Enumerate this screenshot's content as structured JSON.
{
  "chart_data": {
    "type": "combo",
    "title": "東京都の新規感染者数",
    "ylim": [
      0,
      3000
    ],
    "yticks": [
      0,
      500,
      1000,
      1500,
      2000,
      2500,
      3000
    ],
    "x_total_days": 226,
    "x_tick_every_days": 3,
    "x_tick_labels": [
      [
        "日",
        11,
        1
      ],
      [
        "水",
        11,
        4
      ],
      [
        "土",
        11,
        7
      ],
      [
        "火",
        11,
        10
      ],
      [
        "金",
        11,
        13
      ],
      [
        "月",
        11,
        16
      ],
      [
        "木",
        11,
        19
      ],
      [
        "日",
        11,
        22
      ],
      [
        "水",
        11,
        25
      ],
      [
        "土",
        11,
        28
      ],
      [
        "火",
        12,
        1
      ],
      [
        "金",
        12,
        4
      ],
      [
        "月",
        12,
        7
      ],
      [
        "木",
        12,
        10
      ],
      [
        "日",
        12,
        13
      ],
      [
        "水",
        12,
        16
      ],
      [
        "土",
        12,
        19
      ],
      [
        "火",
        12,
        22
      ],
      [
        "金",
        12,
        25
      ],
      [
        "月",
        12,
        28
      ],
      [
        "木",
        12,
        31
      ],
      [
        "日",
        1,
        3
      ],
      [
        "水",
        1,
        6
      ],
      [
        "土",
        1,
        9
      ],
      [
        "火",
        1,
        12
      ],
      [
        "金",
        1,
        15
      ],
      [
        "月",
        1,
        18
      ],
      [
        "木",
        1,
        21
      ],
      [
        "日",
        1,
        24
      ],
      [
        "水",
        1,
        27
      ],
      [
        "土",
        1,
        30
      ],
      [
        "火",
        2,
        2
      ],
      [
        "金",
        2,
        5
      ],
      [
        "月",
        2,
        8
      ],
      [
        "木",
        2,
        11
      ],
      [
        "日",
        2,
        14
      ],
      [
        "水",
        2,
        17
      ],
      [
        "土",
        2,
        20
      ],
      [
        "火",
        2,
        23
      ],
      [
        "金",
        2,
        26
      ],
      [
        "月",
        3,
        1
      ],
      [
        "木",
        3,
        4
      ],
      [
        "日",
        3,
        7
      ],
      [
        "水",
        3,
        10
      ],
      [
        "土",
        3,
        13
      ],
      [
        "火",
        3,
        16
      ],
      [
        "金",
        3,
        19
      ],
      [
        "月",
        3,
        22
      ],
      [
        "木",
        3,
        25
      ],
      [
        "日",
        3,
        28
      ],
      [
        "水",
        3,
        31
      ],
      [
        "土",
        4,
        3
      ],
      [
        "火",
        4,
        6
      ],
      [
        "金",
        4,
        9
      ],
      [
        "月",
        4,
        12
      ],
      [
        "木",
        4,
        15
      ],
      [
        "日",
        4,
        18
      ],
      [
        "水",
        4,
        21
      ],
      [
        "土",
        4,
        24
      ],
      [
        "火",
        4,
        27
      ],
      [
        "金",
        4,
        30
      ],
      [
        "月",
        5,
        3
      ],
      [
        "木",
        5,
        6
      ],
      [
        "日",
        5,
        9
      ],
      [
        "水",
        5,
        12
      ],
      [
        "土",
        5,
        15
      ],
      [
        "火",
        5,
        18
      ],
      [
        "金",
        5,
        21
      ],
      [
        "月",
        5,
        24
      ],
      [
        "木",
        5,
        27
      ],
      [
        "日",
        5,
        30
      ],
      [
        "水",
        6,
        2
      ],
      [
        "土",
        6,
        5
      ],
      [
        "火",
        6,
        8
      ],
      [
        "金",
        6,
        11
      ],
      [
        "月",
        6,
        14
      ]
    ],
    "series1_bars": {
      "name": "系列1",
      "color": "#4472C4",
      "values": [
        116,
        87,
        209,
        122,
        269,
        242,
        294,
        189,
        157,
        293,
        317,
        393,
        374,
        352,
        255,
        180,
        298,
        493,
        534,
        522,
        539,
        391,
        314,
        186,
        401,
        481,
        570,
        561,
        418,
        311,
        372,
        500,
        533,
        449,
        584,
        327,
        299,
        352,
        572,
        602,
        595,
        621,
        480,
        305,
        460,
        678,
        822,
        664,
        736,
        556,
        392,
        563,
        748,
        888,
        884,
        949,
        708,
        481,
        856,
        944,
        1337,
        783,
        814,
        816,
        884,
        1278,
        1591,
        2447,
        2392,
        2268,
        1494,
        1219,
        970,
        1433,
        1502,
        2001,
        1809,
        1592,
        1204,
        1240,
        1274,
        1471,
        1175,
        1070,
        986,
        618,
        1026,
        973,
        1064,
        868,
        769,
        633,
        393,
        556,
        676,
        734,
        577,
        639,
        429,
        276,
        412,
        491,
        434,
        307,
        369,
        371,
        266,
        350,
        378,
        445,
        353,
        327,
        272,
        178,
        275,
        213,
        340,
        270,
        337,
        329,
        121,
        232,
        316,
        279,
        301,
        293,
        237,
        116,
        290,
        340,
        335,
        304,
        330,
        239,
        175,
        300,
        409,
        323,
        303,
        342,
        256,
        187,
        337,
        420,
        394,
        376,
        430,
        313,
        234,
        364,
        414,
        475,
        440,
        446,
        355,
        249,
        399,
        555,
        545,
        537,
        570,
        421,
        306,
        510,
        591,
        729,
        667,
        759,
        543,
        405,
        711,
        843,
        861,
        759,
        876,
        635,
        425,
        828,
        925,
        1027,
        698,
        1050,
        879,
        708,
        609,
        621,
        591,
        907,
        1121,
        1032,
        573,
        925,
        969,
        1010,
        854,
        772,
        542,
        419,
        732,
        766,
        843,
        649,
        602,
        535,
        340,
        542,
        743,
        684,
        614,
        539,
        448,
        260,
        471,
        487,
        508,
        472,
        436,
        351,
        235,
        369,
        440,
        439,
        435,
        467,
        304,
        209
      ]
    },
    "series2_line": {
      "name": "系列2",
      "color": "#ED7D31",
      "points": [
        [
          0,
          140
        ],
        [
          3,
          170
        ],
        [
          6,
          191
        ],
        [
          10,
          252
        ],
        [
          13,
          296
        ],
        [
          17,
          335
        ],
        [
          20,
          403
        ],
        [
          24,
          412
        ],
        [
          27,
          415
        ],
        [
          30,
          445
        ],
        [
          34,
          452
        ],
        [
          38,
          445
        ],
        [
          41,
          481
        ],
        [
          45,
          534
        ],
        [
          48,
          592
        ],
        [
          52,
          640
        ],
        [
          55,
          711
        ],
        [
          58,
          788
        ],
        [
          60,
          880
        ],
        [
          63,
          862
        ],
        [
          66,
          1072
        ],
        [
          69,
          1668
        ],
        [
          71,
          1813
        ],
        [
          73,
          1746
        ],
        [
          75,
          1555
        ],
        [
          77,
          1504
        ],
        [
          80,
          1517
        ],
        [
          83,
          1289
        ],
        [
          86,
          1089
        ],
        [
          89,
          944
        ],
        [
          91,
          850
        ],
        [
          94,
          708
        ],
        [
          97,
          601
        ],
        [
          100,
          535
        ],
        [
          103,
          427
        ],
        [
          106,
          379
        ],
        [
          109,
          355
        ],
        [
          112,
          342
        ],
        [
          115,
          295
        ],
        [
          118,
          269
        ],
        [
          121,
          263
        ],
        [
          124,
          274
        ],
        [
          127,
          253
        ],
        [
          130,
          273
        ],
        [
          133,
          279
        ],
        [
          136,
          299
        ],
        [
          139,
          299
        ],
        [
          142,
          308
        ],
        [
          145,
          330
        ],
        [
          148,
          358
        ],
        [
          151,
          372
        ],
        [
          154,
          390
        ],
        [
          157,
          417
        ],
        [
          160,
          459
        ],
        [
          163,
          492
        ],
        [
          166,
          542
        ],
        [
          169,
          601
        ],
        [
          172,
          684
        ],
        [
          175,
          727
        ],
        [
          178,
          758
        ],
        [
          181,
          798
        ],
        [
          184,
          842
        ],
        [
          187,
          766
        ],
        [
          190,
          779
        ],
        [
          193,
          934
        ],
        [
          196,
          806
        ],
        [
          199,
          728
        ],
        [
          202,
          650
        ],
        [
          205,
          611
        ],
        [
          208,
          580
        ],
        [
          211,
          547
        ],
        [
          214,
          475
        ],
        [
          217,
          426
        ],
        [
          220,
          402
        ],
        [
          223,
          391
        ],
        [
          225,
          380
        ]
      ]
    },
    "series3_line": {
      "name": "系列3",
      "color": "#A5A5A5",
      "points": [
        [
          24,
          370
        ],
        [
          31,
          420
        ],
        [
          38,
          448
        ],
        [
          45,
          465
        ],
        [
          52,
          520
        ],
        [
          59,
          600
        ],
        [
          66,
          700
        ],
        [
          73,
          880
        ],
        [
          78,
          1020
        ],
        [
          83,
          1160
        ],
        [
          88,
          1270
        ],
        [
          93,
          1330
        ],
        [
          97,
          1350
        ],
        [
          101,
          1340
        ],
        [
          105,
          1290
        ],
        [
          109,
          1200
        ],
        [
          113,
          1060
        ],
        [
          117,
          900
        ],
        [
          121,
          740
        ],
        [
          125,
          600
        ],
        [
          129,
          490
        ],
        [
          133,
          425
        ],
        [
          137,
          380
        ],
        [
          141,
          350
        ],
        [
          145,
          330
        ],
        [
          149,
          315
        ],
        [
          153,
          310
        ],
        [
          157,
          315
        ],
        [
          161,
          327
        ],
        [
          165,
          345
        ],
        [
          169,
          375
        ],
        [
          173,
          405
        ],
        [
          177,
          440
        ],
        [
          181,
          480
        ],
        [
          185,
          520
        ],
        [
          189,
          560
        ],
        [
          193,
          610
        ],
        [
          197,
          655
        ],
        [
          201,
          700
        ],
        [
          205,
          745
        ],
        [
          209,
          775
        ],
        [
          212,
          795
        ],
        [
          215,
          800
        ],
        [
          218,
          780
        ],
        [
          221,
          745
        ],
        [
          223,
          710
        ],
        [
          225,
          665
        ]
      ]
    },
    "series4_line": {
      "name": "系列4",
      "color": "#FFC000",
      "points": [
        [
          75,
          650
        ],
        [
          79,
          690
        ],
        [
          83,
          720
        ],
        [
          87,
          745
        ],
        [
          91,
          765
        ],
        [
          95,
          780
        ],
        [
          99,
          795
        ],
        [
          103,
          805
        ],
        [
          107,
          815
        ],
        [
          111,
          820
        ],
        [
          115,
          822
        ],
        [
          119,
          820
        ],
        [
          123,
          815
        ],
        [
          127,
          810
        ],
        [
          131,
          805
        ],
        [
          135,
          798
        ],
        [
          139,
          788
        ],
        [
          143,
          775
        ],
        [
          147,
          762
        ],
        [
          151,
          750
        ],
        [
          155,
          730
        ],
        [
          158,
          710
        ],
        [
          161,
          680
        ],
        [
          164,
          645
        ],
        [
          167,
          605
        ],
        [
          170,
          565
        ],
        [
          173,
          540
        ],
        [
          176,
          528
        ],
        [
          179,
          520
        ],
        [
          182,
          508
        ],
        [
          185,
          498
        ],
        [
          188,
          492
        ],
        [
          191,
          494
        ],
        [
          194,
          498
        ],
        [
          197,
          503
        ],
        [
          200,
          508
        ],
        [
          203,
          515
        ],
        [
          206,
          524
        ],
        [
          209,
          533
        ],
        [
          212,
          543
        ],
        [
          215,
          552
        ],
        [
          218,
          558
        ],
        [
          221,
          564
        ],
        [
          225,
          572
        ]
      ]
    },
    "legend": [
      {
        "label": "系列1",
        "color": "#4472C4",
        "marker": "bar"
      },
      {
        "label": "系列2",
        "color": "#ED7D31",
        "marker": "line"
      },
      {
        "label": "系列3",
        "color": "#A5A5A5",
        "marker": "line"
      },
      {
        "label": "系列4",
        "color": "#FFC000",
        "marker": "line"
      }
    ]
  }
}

__Work required__:
Look over the records above and copy each line that includes the string "color".

__Written answer__:
      "color": "#4472C4",
      "color": "#ED7D31",
      "color": "#A5A5A5",
      "color": "#FFC000",
        "color": "#4472C4",
        "color": "#ED7D31",
        "color": "#A5A5A5",
        "color": "#FFC000",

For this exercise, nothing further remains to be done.